* BEGIN *

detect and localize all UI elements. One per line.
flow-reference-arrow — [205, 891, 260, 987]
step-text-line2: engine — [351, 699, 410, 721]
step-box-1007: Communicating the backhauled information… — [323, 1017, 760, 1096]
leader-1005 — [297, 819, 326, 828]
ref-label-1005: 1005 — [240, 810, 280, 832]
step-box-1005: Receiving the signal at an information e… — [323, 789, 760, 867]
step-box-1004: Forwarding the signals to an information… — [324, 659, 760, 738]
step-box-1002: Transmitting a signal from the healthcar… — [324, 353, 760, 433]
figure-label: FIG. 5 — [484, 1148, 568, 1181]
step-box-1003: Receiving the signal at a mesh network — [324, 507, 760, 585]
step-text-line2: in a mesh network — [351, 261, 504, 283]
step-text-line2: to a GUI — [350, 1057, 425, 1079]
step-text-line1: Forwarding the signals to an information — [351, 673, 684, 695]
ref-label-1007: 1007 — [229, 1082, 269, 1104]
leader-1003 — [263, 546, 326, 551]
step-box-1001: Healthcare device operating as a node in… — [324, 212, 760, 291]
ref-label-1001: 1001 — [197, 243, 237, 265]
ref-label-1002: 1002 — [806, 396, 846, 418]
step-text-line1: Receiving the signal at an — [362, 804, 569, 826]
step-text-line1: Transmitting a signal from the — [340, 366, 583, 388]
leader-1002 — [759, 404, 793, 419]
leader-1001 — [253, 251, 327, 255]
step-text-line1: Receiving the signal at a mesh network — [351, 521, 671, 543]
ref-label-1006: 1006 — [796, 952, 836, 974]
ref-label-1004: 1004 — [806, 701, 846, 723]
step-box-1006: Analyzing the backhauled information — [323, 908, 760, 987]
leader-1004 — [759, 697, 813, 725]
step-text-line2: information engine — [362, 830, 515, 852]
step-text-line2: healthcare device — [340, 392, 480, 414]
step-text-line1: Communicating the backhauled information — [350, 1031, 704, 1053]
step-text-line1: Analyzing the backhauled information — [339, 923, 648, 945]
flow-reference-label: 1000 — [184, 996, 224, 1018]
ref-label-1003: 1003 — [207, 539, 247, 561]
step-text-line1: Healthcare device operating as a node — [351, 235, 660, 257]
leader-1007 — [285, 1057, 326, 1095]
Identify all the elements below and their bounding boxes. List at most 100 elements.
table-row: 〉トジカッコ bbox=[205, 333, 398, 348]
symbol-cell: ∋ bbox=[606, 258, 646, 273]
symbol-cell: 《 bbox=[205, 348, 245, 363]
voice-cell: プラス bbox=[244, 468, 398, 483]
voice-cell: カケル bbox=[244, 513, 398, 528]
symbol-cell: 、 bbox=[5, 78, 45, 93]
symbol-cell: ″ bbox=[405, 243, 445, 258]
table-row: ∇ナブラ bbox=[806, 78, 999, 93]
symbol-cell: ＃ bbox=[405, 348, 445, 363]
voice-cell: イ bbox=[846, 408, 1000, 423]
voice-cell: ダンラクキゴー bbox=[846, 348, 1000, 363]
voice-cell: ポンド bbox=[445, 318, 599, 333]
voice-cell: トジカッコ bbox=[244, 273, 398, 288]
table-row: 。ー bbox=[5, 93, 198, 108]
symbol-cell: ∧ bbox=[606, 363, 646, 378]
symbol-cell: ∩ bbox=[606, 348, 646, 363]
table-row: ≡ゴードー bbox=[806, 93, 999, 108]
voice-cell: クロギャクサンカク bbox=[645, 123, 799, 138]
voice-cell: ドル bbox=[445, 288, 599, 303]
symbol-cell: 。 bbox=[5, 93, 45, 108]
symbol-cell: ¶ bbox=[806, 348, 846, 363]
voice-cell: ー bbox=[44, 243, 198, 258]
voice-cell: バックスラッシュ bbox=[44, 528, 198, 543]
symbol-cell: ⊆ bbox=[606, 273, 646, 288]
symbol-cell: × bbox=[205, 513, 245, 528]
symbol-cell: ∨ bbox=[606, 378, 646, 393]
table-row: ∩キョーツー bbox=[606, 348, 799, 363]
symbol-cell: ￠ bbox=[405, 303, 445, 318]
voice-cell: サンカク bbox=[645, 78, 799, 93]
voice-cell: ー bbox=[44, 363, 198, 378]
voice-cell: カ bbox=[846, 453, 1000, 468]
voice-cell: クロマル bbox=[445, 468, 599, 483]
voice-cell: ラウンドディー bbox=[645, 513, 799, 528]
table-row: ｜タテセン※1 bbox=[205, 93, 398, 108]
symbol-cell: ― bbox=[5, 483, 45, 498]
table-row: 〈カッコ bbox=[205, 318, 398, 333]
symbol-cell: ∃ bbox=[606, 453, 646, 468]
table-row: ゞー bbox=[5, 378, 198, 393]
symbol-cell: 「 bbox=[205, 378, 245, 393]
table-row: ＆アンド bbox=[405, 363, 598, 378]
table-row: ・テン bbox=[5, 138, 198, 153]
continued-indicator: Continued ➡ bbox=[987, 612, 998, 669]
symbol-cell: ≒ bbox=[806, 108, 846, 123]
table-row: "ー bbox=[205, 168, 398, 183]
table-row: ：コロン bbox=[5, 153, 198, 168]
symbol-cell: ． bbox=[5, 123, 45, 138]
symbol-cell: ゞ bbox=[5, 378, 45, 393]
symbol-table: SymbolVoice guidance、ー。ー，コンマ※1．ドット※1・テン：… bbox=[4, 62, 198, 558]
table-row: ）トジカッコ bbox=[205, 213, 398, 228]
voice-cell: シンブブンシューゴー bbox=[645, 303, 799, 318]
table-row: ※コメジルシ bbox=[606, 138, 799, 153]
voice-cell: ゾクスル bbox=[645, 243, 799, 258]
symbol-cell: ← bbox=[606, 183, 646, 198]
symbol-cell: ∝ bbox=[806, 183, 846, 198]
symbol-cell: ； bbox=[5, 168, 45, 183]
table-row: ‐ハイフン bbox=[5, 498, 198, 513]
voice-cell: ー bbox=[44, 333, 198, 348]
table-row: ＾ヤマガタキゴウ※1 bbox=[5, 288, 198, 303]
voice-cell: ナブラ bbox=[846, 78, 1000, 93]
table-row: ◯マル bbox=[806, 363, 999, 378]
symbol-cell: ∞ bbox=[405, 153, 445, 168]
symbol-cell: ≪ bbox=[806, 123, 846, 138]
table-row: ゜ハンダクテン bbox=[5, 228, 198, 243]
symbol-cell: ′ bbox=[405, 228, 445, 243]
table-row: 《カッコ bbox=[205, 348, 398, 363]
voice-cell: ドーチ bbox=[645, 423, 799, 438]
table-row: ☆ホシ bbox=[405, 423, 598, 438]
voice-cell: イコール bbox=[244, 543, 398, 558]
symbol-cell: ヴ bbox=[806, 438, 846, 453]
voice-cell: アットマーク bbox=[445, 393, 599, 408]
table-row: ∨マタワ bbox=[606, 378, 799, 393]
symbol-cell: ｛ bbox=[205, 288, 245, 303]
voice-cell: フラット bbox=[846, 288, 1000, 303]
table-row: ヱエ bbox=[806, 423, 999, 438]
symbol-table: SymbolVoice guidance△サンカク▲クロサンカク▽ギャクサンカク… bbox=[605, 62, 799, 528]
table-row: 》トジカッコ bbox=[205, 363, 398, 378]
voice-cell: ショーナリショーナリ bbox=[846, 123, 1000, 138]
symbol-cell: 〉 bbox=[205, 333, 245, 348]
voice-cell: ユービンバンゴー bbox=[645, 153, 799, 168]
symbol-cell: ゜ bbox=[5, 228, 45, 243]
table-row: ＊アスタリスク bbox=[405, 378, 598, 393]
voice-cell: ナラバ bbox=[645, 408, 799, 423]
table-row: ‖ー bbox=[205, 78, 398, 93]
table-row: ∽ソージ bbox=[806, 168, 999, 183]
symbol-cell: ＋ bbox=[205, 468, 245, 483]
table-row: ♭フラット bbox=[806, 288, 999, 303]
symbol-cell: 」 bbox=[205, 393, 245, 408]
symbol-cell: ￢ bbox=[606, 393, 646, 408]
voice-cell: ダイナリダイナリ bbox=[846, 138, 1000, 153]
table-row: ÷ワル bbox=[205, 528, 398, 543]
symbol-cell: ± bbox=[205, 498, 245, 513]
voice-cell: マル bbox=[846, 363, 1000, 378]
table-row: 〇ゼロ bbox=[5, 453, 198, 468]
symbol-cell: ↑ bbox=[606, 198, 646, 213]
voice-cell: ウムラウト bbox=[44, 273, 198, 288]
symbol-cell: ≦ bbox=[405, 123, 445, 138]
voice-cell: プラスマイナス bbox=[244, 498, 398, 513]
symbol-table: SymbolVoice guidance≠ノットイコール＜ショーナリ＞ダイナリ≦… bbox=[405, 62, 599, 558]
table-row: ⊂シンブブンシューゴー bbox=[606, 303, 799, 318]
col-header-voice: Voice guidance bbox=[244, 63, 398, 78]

* END *

**REQUEST:** Starting at the first line of the records, reproduce each line word for word, ending with the line that contains "step-box-1005: Receiving the".

**ANSWER FOR THIS EXERCISE:**
detect and localize all UI elements. One per line.
flow-reference-arrow — [205, 891, 260, 987]
step-text-line2: engine — [351, 699, 410, 721]
step-box-1007: Communicating the backhauled information… — [323, 1017, 760, 1096]
leader-1005 — [297, 819, 326, 828]
ref-label-1005: 1005 — [240, 810, 280, 832]
step-box-1005: Receiving the signal at an information e… — [323, 789, 760, 867]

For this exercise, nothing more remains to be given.